• _Problem details_
Show, from the entries below, every line in which "Pérez" appears.

[Items from a dataset]
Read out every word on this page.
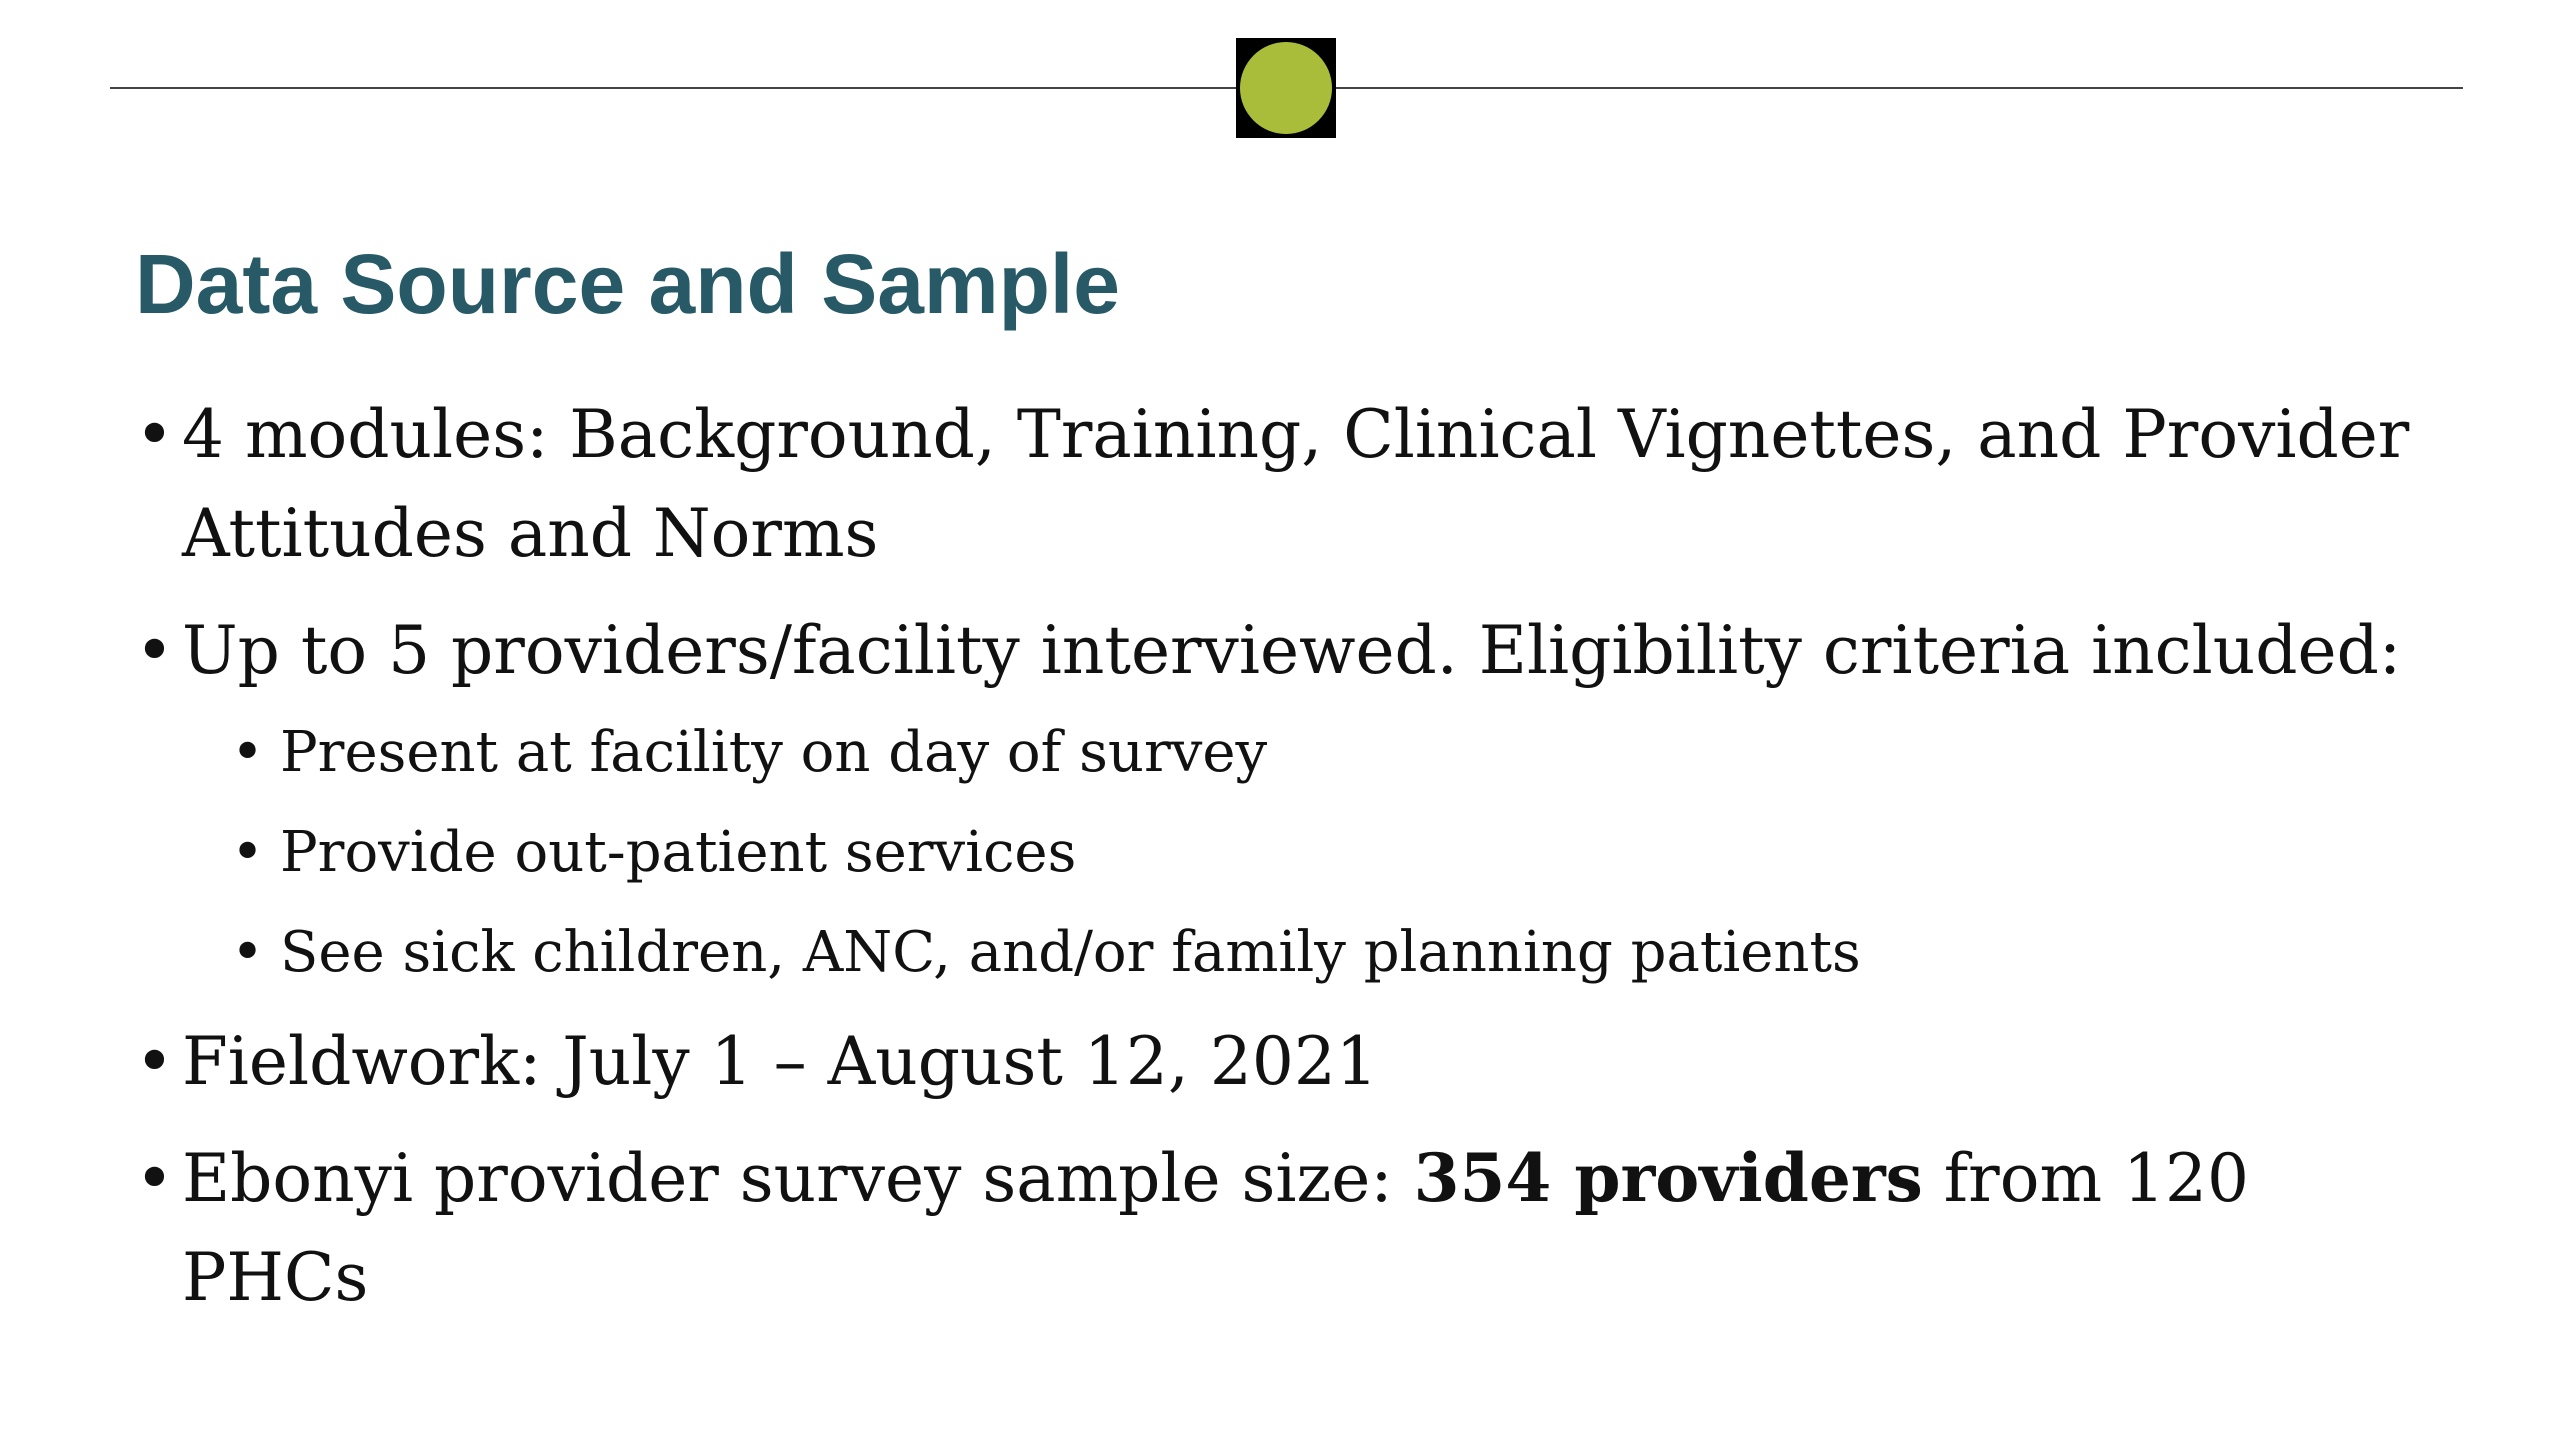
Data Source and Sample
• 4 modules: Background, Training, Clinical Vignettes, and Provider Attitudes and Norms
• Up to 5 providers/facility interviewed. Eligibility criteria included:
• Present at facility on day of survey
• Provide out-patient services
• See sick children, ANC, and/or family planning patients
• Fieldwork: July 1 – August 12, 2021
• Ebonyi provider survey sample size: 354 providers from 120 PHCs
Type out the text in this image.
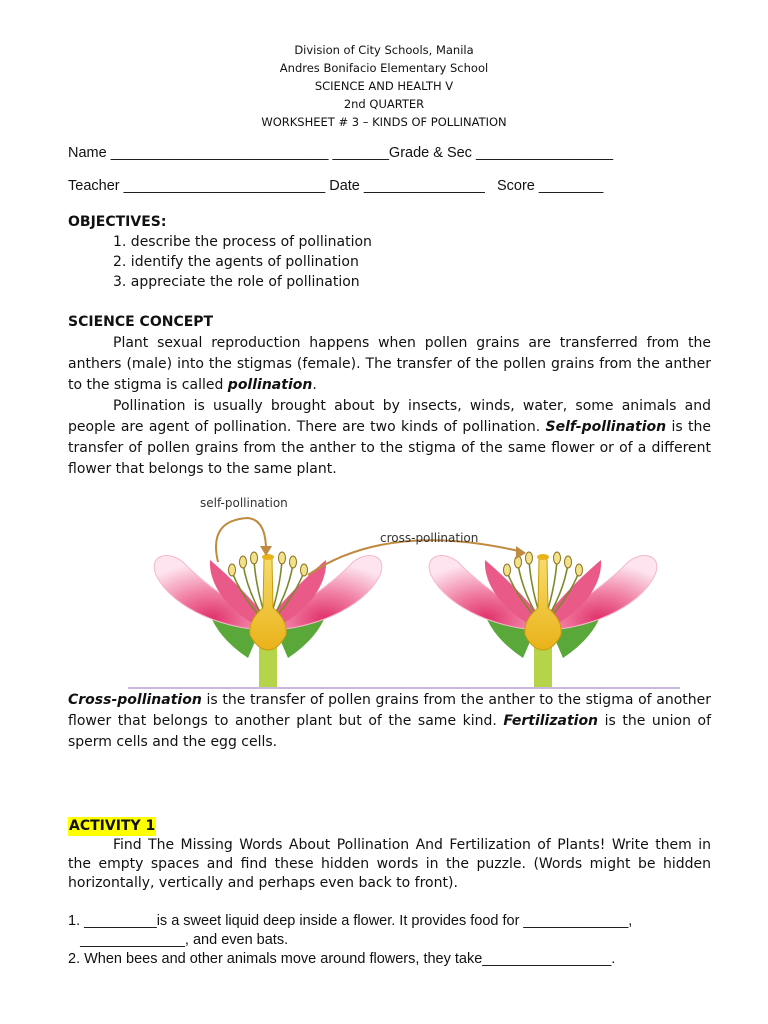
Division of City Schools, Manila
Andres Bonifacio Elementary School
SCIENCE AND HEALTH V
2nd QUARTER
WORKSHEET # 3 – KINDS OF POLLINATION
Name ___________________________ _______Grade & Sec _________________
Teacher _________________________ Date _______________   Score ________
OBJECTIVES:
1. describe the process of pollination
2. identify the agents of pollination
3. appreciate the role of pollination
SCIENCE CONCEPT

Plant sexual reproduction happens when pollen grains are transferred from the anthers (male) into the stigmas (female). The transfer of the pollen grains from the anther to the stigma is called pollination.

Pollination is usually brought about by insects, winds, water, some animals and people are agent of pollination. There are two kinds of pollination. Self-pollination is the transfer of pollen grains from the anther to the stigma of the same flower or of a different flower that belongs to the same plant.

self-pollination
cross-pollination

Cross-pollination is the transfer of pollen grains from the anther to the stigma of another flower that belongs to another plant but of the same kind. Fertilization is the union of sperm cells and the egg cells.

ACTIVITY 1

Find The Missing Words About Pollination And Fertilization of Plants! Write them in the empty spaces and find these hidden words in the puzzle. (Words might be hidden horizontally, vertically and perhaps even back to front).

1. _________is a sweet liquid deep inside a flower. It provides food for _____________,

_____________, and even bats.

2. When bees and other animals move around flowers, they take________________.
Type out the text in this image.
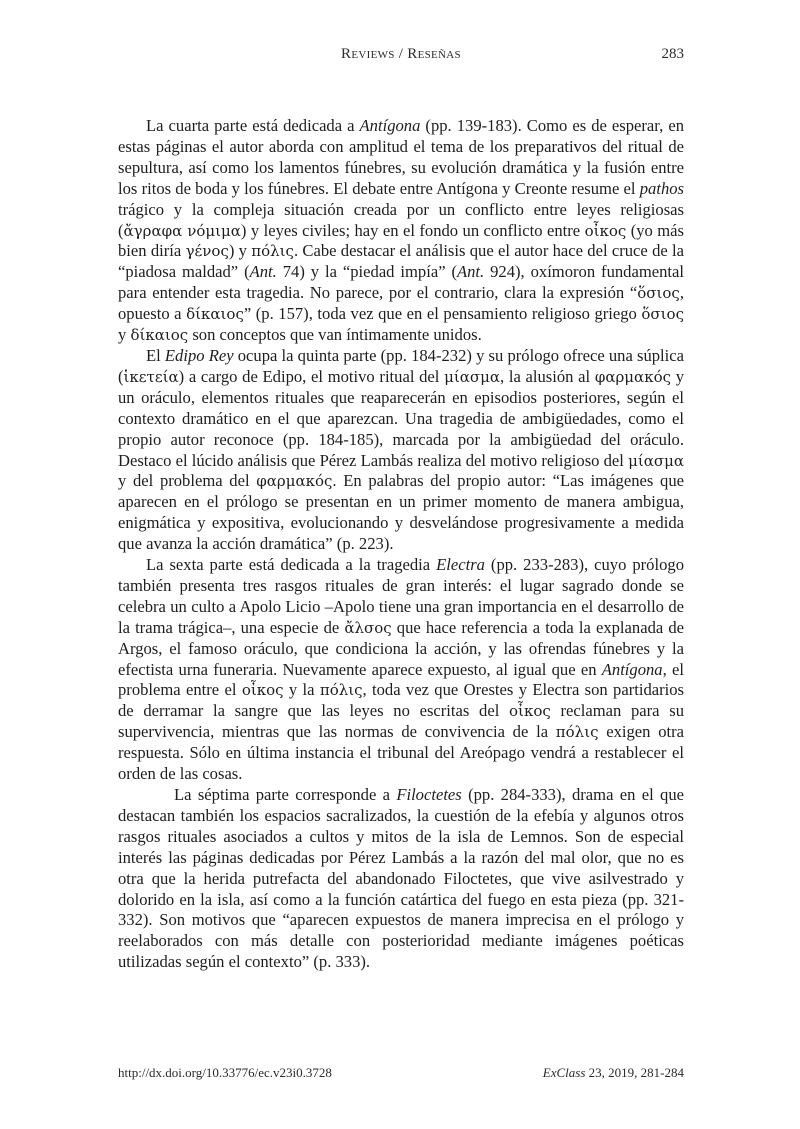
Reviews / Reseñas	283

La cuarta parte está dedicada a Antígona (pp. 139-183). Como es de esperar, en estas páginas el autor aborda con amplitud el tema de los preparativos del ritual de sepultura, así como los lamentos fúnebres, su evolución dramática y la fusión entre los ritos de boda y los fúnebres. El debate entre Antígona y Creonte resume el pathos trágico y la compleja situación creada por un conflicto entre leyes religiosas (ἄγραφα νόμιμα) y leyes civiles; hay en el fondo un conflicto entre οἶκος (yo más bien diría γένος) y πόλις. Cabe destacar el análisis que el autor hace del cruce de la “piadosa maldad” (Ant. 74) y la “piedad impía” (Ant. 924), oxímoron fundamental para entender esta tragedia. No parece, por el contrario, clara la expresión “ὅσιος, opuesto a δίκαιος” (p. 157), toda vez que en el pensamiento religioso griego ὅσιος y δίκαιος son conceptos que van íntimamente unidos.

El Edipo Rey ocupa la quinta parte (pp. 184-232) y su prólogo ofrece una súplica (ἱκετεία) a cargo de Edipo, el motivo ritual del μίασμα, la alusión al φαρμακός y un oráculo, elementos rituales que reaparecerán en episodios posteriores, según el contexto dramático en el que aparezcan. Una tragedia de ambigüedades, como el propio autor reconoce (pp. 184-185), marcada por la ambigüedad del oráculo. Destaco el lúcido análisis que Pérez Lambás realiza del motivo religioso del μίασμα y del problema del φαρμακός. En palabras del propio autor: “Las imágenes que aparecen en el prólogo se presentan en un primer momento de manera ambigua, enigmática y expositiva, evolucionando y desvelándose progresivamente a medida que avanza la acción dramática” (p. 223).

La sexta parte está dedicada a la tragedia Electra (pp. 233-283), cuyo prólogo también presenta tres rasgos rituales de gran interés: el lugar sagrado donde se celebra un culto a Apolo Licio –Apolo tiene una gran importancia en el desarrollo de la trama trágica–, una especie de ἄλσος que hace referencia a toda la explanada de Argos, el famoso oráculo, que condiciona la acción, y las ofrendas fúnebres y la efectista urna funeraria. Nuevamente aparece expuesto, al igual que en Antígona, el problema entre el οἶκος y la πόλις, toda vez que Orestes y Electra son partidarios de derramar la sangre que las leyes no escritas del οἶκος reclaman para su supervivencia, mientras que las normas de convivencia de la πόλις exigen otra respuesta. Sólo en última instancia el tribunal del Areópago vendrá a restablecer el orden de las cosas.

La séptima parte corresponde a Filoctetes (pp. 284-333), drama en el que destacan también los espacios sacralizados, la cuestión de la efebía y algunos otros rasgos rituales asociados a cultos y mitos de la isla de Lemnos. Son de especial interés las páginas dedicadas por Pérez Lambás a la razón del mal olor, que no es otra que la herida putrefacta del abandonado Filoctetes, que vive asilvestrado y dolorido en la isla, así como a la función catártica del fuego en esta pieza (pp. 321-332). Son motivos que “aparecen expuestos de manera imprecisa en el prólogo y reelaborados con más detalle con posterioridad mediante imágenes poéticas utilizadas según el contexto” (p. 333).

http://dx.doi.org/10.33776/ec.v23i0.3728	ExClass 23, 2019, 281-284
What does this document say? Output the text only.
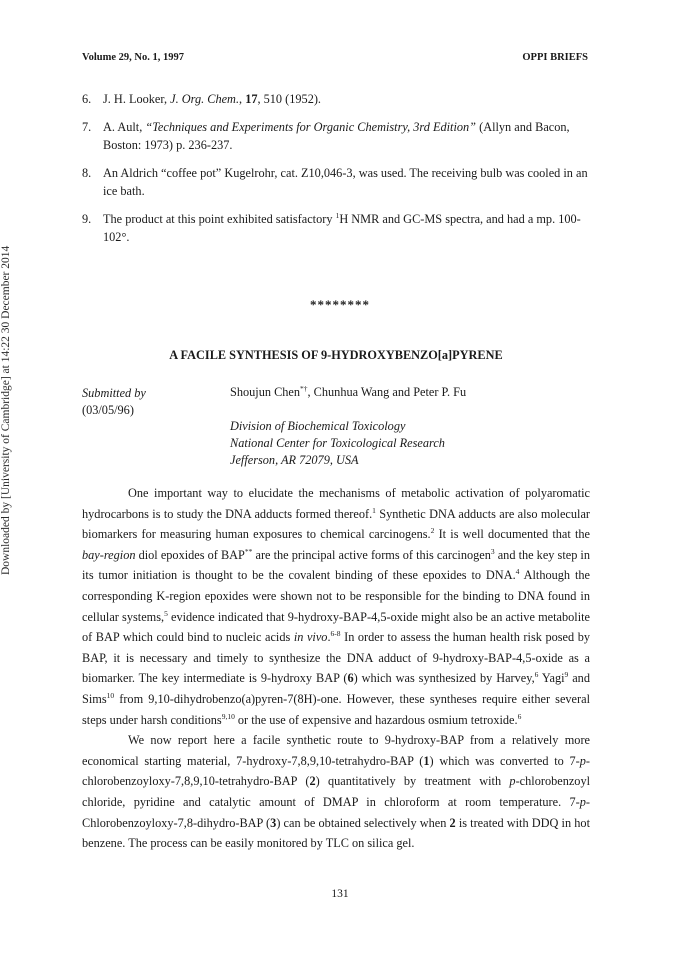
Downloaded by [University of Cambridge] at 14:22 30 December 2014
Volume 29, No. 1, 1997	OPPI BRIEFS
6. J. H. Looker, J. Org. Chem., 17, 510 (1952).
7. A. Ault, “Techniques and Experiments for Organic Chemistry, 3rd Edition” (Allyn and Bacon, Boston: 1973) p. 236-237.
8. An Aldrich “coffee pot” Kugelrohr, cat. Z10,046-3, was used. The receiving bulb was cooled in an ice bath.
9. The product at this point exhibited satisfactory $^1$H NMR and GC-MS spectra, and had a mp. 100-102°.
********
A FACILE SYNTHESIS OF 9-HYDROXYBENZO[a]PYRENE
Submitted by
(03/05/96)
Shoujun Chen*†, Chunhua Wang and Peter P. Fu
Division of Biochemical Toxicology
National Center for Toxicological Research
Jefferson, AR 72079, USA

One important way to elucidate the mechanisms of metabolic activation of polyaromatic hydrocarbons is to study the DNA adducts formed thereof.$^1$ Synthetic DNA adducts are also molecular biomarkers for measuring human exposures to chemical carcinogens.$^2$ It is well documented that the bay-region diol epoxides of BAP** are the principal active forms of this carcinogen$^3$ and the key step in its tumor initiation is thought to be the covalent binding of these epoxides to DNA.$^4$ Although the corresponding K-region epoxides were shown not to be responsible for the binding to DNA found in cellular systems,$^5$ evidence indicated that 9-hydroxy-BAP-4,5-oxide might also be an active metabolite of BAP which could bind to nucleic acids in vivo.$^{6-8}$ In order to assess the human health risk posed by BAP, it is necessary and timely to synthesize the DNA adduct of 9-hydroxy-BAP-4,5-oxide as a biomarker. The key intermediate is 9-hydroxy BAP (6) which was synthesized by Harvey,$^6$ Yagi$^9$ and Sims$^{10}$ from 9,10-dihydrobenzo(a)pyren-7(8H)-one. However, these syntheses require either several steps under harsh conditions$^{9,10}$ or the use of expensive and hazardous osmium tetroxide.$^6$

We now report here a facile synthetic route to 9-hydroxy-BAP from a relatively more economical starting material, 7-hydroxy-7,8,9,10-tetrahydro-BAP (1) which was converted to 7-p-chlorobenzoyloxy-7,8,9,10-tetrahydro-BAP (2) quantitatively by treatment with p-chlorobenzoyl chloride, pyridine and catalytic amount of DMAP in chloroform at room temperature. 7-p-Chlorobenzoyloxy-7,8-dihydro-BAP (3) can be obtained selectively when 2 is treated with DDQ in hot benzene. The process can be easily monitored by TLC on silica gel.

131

• _Task solution_
El Edipo Rey ocupa la quinta parte (pp. 184-232) y su prólogo ofrece una súplica (ἱκετεία) a cargo de Edipo, el motivo ritual del μίασμα, la alusión al φαρμακός y un oráculo, elementos rituales que reaparecerán en episodios posteriores, según el contexto dramático en el que aparezcan. Una tragedia de ambigüedades, como el propio autor reconoce (pp. 184-185), marcada por la ambigüedad del oráculo. Destaco el lúcido análisis que Pérez Lambás realiza del motivo religioso del μίασμα y del problema del φαρμακός. En palabras del propio autor: “Las imágenes que aparecen en el prólogo se presentan en un primer momento de manera ambigua, enigmática y expositiva, evolucionando y desvelándose progresivamente a medida que avanza la acción dramática” (p. 223).
La séptima parte corresponde a Filoctetes (pp. 284-333), drama en el que destacan también los espacios sacralizados, la cuestión de la efebía y algunos otros rasgos rituales asociados a cultos y mitos de la isla de Lemnos. Son de especial interés las páginas dedicadas por Pérez Lambás a la razón del mal olor, que no es otra que la herida putrefacta del abandonado Filoctetes, que vive asilvestrado y dolorido en la isla, así como a la función catártica del fuego en esta pieza (pp. 321-332). Son motivos que “aparecen expuestos de manera imprecisa en el prólogo y reelaborados con más detalle con posterioridad mediante imágenes poéticas utilizadas según el contexto” (p. 333).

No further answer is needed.